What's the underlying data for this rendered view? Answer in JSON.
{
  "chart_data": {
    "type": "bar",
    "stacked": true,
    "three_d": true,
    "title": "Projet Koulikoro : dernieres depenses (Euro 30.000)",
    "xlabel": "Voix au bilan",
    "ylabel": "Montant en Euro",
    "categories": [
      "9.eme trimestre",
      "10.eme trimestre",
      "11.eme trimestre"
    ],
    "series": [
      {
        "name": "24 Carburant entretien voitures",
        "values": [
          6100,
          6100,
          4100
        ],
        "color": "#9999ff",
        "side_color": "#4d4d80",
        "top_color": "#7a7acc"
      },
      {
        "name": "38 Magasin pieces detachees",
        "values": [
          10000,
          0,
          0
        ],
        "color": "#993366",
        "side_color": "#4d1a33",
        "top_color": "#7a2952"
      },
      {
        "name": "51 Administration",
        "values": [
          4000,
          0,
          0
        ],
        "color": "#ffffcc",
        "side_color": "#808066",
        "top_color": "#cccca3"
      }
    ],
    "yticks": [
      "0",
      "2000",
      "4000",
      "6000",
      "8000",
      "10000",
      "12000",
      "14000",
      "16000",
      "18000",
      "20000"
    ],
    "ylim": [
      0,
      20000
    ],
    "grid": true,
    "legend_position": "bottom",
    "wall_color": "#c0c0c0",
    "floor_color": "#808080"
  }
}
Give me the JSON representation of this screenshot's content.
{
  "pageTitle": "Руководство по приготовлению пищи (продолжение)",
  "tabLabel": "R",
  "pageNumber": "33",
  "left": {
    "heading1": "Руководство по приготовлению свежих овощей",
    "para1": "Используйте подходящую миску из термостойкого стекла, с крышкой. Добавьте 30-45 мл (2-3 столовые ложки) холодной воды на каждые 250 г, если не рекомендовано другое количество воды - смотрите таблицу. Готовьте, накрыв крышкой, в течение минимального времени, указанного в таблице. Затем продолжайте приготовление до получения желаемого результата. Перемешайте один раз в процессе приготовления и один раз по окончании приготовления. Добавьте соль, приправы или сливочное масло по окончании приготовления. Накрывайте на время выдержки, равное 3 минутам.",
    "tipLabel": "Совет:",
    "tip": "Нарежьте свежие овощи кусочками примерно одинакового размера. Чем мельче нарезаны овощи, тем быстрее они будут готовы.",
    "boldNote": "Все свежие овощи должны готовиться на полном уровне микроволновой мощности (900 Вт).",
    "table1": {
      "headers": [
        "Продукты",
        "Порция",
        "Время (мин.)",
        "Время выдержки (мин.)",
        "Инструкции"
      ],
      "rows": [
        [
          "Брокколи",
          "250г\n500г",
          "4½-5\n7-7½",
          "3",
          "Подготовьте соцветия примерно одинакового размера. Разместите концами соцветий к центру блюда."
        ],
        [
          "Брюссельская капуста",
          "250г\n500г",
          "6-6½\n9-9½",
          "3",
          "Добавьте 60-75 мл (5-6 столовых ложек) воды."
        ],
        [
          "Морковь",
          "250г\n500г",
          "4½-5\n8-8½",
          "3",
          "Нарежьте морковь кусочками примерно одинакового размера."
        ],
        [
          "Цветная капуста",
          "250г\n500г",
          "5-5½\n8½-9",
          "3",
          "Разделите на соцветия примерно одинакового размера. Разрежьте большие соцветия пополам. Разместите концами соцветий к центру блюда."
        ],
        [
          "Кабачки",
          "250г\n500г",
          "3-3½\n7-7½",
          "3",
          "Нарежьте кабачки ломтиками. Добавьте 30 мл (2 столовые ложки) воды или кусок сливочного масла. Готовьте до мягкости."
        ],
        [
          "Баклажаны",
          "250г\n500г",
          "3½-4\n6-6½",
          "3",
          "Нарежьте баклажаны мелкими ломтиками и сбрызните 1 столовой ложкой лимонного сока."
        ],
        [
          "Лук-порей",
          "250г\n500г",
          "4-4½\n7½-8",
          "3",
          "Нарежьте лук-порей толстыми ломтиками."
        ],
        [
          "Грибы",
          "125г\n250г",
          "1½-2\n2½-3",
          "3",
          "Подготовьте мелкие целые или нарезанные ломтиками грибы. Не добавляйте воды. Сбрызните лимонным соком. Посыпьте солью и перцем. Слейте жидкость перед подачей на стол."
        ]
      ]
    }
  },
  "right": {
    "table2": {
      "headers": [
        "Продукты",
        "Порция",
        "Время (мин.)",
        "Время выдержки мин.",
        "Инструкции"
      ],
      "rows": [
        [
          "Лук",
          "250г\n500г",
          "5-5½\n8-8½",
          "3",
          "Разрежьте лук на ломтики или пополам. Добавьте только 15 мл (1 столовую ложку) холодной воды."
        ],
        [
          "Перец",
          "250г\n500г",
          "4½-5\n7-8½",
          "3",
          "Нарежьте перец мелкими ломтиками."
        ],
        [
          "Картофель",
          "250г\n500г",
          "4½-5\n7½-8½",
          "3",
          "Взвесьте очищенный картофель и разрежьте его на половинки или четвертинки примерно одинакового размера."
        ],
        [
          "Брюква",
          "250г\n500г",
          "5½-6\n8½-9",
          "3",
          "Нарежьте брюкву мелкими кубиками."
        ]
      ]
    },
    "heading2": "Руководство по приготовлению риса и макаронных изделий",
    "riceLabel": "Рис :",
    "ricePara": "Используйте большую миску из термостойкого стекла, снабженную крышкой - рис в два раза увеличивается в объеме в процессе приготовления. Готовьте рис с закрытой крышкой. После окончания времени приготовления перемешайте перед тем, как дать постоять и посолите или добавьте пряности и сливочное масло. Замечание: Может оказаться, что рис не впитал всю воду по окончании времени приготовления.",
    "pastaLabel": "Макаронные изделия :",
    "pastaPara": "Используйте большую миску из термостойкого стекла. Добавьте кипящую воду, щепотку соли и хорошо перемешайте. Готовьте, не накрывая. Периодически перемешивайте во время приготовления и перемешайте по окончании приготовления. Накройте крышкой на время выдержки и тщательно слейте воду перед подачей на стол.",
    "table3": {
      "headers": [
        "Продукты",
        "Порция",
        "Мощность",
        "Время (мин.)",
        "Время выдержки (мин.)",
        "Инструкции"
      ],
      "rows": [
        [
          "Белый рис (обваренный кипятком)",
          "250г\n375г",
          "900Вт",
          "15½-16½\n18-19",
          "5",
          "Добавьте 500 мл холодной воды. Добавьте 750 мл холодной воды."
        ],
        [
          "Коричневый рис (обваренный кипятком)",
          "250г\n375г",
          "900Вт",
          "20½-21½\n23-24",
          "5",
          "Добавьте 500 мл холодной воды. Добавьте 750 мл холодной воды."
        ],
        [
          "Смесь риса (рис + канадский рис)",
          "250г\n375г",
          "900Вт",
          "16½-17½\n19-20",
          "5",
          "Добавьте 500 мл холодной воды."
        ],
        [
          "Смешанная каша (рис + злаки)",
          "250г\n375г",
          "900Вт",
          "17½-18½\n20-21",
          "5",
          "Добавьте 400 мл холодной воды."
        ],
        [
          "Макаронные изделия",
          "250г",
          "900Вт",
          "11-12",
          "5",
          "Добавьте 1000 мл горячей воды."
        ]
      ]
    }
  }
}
___
# Given instruction:
Write the data from above out again, exactly.

# Solution for this problem:
What's the underlying data for this rendered view? Answer in JSON.
{
  "chart_data": {
    "type": "bar",
    "stacked": true,
    "three_d": true,
    "title": "Projet Koulikoro : dernieres depenses (Euro 30.000)",
    "xlabel": "Voix au bilan",
    "ylabel": "Montant en Euro",
    "categories": [
      "9.eme trimestre",
      "10.eme trimestre",
      "11.eme trimestre"
    ],
    "series": [
      {
        "name": "24 Carburant entretien voitures",
        "values": [
          6100,
          6100,
          4100
        ],
        "color": "#9999ff",
        "side_color": "#4d4d80",
        "top_color": "#7a7acc"
      },
      {
        "name": "38 Magasin pieces detachees",
        "values": [
          10000,
          0,
          0
        ],
        "color": "#993366",
        "side_color": "#4d1a33",
        "top_color": "#7a2952"
      },
      {
        "name": "51 Administration",
        "values": [
          4000,
          0,
          0
        ],
        "color": "#ffffcc",
        "side_color": "#808066",
        "top_color": "#cccca3"
      }
    ],
    "yticks": [
      "0",
      "2000",
      "4000",
      "6000",
      "8000",
      "10000",
      "12000",
      "14000",
      "16000",
      "18000",
      "20000"
    ],
    "ylim": [
      0,
      20000
    ],
    "grid": true,
    "legend_position": "bottom",
    "wall_color": "#c0c0c0",
    "floor_color": "#808080"
  }
}
Give me the JSON representation of this screenshot's content.
{
  "pageTitle": "Руководство по приготовлению пищи (продолжение)",
  "tabLabel": "R",
  "pageNumber": "33",
  "left": {
    "heading1": "Руководство по приготовлению свежих овощей",
    "para1": "Используйте подходящую миску из термостойкого стекла, с крышкой. Добавьте 30-45 мл (2-3 столовые ложки) холодной воды на каждые 250 г, если не рекомендовано другое количество воды - смотрите таблицу. Готовьте, накрыв крышкой, в течение минимального времени, указанного в таблице. Затем продолжайте приготовление до получения желаемого результата. Перемешайте один раз в процессе приготовления и один раз по окончании приготовления. Добавьте соль, приправы или сливочное масло по окончании приготовления. Накрывайте на время выдержки, равное 3 минутам.",
    "tipLabel": "Совет:",
    "tip": "Нарежьте свежие овощи кусочками примерно одинакового размера. Чем мельче нарезаны овощи, тем быстрее они будут готовы.",
    "boldNote": "Все свежие овощи должны готовиться на полном уровне микроволновой мощности (900 Вт).",
    "table1": {
      "headers": [
        "Продукты",
        "Порция",
        "Время (мин.)",
        "Время выдержки (мин.)",
        "Инструкции"
      ],
      "rows": [
        [
          "Брокколи",
          "250г\n500г",
          "4½-5\n7-7½",
          "3",
          "Подготовьте соцветия примерно одинакового размера. Разместите концами соцветий к центру блюда."
        ],
        [
          "Брюссельская капуста",
          "250г\n500г",
          "6-6½\n9-9½",
          "3",
          "Добавьте 60-75 мл (5-6 столовых ложек) воды."
        ],
        [
          "Морковь",
          "250г\n500г",
          "4½-5\n8-8½",
          "3",
          "Нарежьте морковь кусочками примерно одинакового размера."
        ],
        [
          "Цветная капуста",
          "250г\n500г",
          "5-5½\n8½-9",
          "3",
          "Разделите на соцветия примерно одинакового размера. Разрежьте большие соцветия пополам. Разместите концами соцветий к центру блюда."
        ],
        [
          "Кабачки",
          "250г\n500г",
          "3-3½\n7-7½",
          "3",
          "Нарежьте кабачки ломтиками. Добавьте 30 мл (2 столовые ложки) воды или кусок сливочного масла. Готовьте до мягкости."
        ],
        [
          "Баклажаны",
          "250г\n500г",
          "3½-4\n6-6½",
          "3",
          "Нарежьте баклажаны мелкими ломтиками и сбрызните 1 столовой ложкой лимонного сока."
        ],
        [
          "Лук-порей",
          "250г\n500г",
          "4-4½\n7½-8",
          "3",
          "Нарежьте лук-порей толстыми ломтиками."
        ],
        [
          "Грибы",
          "125г\n250г",
          "1½-2\n2½-3",
          "3",
          "Подготовьте мелкие целые или нарезанные ломтиками грибы. Не добавляйте воды. Сбрызните лимонным соком. Посыпьте солью и перцем. Слейте жидкость перед подачей на стол."
        ]
      ]
    }
  },
  "right": {
    "table2": {
      "headers": [
        "Продукты",
        "Порция",
        "Время (мин.)",
        "Время выдержки мин.",
        "Инструкции"
      ],
      "rows": [
        [
          "Лук",
          "250г\n500г",
          "5-5½\n8-8½",
          "3",
          "Разрежьте лук на ломтики или пополам. Добавьте только 15 мл (1 столовую ложку) холодной воды."
        ],
        [
          "Перец",
          "250г\n500г",
          "4½-5\n7-8½",
          "3",
          "Нарежьте перец мелкими ломтиками."
        ],
        [
          "Картофель",
          "250г\n500г",
          "4½-5\n7½-8½",
          "3",
          "Взвесьте очищенный картофель и разрежьте его на половинки или четвертинки примерно одинакового размера."
        ],
        [
          "Брюква",
          "250г\n500г",
          "5½-6\n8½-9",
          "3",
          "Нарежьте брюкву мелкими кубиками."
        ]
      ]
    },
    "heading2": "Руководство по приготовлению риса и макаронных изделий",
    "riceLabel": "Рис :",
    "ricePara": "Используйте большую миску из термостойкого стекла, снабженную крышкой - рис в два раза увеличивается в объеме в процессе приготовления. Готовьте рис с закрытой крышкой. После окончания времени приготовления перемешайте перед тем, как дать постоять и посолите или добавьте пряности и сливочное масло. Замечание: Может оказаться, что рис не впитал всю воду по окончании времени приготовления.",
    "pastaLabel": "Макаронные изделия :",
    "pastaPara": "Используйте большую миску из термостойкого стекла. Добавьте кипящую воду, щепотку соли и хорошо перемешайте. Готовьте, не накрывая. Периодически перемешивайте во время приготовления и перемешайте по окончании приготовления. Накройте крышкой на время выдержки и тщательно слейте воду перед подачей на стол.",
    "table3": {
      "headers": [
        "Продукты",
        "Порция",
        "Мощность",
        "Время (мин.)",
        "Время выдержки (мин.)",
        "Инструкции"
      ],
      "rows": [
        [
          "Белый рис (обваренный кипятком)",
          "250г\n375г",
          "900Вт",
          "15½-16½\n18-19",
          "5",
          "Добавьте 500 мл холодной воды. Добавьте 750 мл холодной воды."
        ],
        [
          "Коричневый рис (обваренный кипятком)",
          "250г\n375г",
          "900Вт",
          "20½-21½\n23-24",
          "5",
          "Добавьте 500 мл холодной воды. Добавьте 750 мл холодной воды."
        ],
        [
          "Смесь риса (рис + канадский рис)",
          "250г\n375г",
          "900Вт",
          "16½-17½\n19-20",
          "5",
          "Добавьте 500 мл холодной воды."
        ],
        [
          "Смешанная каша (рис + злаки)",
          "250г\n375г",
          "900Вт",
          "17½-18½\n20-21",
          "5",
          "Добавьте 400 мл холодной воды."
        ],
        [
          "Макаронные изделия",
          "250г",
          "900Вт",
          "11-12",
          "5",
          "Добавьте 1000 мл горячей воды."
        ]
      ]
    }
  }
}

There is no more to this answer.